TASK – Can you continue the review of the Java hexadecimal conversion code below, picking up after its last sentence?

Your getInt and getChar methods are very long and cumbersome, they can be replaced by this:

Using arrays:

private char[] values = new char[]{ '0', '1', '2', '3', '4', '5', '6', '7',
      '8', '9', 'A', 'B', 'C', 'D', 'E', 'F' };

char getInt(int i) {
    return values[i];
}

Java has already built-in methods to do this conversion though, so all that is needed is really:

int getInt(char chr) {
    return Character.digit(chr, 16);
}

char getChar(int val) {
    return Character.forDigit(val, 16);
}

Hexadecimal values are often showed in lower-case, personally I like that better because it makes it easier to separate the characters (a-f) from the digits (0-9). If you still want to use upper-case characters though, use this:

return Character.toUpperCase(Character.forDigit(val, 16));

    private static char getChar(int val) throws Exception {

Don't throw Exception, use IllegalArgumentException instead. IllegalArgumentException is a RuntimeException and therefore does not need to be caught (or declared in the throws declaration), but you are still free to do so if you would like. (Although I would not recommend it)

Learn to use JUnit to do the testing.

RECORDS –
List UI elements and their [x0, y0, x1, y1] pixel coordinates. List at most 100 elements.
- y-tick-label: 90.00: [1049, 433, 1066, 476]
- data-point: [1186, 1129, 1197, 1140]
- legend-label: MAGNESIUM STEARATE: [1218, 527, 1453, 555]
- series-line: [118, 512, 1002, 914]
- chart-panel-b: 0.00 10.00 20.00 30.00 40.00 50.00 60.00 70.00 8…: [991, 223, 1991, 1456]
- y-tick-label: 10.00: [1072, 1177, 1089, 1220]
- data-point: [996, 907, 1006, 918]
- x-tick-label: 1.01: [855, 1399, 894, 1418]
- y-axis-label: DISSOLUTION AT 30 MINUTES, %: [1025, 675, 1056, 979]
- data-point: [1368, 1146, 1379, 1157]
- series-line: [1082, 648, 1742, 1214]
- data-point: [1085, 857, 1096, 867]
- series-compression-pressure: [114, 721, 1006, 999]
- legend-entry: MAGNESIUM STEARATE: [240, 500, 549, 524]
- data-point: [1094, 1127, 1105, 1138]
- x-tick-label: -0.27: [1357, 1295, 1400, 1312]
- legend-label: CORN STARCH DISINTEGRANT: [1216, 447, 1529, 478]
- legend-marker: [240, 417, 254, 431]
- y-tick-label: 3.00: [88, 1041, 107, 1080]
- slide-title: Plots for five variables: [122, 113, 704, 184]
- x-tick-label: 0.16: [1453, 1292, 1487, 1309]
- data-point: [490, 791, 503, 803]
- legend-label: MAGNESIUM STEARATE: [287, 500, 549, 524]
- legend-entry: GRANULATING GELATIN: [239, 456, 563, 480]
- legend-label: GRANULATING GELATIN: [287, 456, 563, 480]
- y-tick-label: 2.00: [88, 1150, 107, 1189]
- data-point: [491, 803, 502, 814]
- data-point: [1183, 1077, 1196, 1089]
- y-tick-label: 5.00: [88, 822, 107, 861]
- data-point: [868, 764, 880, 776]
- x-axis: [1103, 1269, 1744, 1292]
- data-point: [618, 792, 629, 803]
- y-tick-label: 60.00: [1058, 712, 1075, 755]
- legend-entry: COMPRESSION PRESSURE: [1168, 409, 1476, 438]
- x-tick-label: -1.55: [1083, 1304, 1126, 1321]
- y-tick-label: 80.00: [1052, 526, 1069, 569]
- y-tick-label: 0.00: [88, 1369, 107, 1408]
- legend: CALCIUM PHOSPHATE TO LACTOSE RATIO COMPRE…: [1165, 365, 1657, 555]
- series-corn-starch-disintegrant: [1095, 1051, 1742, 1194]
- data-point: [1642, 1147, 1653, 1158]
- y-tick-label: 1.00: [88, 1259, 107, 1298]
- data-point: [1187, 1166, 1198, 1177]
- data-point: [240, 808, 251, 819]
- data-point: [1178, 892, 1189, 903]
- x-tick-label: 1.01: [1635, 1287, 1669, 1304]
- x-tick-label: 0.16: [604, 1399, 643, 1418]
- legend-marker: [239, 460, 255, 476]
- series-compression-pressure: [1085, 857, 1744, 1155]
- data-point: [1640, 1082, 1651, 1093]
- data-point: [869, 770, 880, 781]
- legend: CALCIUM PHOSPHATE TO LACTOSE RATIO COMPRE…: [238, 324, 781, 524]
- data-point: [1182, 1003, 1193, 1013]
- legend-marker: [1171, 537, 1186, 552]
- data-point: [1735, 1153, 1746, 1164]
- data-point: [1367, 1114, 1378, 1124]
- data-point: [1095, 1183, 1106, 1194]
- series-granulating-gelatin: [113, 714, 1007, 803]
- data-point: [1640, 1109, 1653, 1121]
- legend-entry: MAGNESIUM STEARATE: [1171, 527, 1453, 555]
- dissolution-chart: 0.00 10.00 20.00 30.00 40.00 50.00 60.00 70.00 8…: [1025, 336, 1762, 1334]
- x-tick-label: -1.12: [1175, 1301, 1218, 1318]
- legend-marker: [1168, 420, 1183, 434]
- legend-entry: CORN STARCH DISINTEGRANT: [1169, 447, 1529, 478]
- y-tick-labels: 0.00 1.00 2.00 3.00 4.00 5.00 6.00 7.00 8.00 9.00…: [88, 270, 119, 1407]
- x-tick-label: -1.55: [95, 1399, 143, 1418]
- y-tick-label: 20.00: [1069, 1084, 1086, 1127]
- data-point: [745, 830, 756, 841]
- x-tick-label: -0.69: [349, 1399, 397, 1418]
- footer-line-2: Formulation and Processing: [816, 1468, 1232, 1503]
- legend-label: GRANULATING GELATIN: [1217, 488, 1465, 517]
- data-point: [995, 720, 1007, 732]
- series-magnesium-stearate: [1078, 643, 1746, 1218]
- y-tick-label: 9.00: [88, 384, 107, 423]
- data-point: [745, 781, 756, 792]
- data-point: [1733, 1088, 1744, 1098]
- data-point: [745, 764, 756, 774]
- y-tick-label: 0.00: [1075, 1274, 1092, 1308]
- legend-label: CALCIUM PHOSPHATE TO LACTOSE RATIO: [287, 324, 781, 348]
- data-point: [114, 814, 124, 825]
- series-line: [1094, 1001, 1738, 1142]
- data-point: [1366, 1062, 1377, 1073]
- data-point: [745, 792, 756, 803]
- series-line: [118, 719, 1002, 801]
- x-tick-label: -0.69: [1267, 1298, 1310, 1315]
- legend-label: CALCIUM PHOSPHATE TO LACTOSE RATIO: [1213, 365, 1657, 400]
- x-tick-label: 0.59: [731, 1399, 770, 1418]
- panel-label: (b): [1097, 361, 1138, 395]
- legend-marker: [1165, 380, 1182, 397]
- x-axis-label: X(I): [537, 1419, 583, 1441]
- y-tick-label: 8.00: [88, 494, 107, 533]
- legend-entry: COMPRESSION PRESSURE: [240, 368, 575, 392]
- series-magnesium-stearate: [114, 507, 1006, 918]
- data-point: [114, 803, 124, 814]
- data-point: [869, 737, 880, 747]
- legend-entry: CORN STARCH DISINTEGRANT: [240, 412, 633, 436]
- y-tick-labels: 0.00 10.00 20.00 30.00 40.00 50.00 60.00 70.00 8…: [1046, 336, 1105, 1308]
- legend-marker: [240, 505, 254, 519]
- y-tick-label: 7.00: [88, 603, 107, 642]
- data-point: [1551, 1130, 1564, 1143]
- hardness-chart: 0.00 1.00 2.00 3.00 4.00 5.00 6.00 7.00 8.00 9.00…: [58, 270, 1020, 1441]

REPLY TO THE TASK –
import static org.junit.Assert.*;

public class MultiplyHexTest {
    @Test
    public void testSomething() {
        assertEquals("A3C4", multiplyHex("DF", "BC"));
    }

    @Test(expected = IllegalArgumentException.class)
    public void testFailure() {
        multiplyHex("  ", "  ");
    }
}

ArrHexMatrix, being a name for a variable, should start with a lowercase character according to the Java naming conventions.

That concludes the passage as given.